- _Brief_: Repeat the material below exactly, line for line.

- _Supplied records_:
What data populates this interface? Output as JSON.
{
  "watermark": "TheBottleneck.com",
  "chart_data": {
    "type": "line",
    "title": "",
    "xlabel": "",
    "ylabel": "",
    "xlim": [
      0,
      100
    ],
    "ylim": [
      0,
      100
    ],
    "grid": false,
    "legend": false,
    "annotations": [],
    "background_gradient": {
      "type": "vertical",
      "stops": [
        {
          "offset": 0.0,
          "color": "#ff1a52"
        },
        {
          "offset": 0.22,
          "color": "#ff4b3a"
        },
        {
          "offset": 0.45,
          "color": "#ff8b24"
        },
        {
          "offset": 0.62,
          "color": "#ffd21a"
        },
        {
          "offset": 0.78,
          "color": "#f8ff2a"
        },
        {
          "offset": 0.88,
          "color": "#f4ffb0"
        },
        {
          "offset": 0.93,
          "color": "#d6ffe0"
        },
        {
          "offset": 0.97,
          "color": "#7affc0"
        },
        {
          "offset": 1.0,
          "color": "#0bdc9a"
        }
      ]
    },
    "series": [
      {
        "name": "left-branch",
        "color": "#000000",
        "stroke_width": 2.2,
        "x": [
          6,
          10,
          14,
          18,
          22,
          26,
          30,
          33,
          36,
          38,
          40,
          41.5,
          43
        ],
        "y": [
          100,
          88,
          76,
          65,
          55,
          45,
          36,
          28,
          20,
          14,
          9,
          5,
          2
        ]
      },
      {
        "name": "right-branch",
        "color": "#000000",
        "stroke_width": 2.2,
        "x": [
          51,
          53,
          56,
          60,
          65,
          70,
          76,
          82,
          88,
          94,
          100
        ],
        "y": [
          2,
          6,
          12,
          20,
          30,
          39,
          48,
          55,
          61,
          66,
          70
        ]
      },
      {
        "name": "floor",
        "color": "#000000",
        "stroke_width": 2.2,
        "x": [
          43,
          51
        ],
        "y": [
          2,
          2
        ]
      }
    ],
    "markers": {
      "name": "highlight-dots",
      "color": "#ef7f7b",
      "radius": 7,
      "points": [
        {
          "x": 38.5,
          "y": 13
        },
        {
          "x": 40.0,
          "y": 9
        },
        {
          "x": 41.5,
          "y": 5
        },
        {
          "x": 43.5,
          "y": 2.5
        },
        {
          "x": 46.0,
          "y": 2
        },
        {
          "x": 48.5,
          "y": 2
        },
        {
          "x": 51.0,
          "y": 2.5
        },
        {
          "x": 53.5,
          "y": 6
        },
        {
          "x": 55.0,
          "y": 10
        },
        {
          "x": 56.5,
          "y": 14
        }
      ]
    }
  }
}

- _Task result_:
What data populates this interface? Output as JSON.
{
  "watermark": "TheBottleneck.com",
  "chart_data": {
    "type": "line",
    "title": "",
    "xlabel": "",
    "ylabel": "",
    "xlim": [
      0,
      100
    ],
    "ylim": [
      0,
      100
    ],
    "grid": false,
    "legend": false,
    "annotations": [],
    "background_gradient": {
      "type": "vertical",
      "stops": [
        {
          "offset": 0.0,
          "color": "#ff1a52"
        },
        {
          "offset": 0.22,
          "color": "#ff4b3a"
        },
        {
          "offset": 0.45,
          "color": "#ff8b24"
        },
        {
          "offset": 0.62,
          "color": "#ffd21a"
        },
        {
          "offset": 0.78,
          "color": "#f8ff2a"
        },
        {
          "offset": 0.88,
          "color": "#f4ffb0"
        },
        {
          "offset": 0.93,
          "color": "#d6ffe0"
        },
        {
          "offset": 0.97,
          "color": "#7affc0"
        },
        {
          "offset": 1.0,
          "color": "#0bdc9a"
        }
      ]
    },
    "series": [
      {
        "name": "left-branch",
        "color": "#000000",
        "stroke_width": 2.2,
        "x": [
          6,
          10,
          14,
          18,
          22,
          26,
          30,
          33,
          36,
          38,
          40,
          41.5,
          43
        ],
        "y": [
          100,
          88,
          76,
          65,
          55,
          45,
          36,
          28,
          20,
          14,
          9,
          5,
          2
        ]
      },
      {
        "name": "right-branch",
        "color": "#000000",
        "stroke_width": 2.2,
        "x": [
          51,
          53,
          56,
          60,
          65,
          70,
          76,
          82,
          88,
          94,
          100
        ],
        "y": [
          2,
          6,
          12,
          20,
          30,
          39,
          48,
          55,
          61,
          66,
          70
        ]
      },
      {
        "name": "floor",
        "color": "#000000",
        "stroke_width": 2.2,
        "x": [
          43,
          51
        ],
        "y": [
          2,
          2
        ]
      }
    ],
    "markers": {
      "name": "highlight-dots",
      "color": "#ef7f7b",
      "radius": 7,
      "points": [
        {
          "x": 38.5,
          "y": 13
        },
        {
          "x": 40.0,
          "y": 9
        },
        {
          "x": 41.5,
          "y": 5
        },
        {
          "x": 43.5,
          "y": 2.5
        },
        {
          "x": 46.0,
          "y": 2
        },
        {
          "x": 48.5,
          "y": 2
        },
        {
          "x": 51.0,
          "y": 2.5
        },
        {
          "x": 53.5,
          "y": 6
        },
        {
          "x": 55.0,
          "y": 10
        },
        {
          "x": 56.5,
          "y": 14
        }
      ]
    }
  }
}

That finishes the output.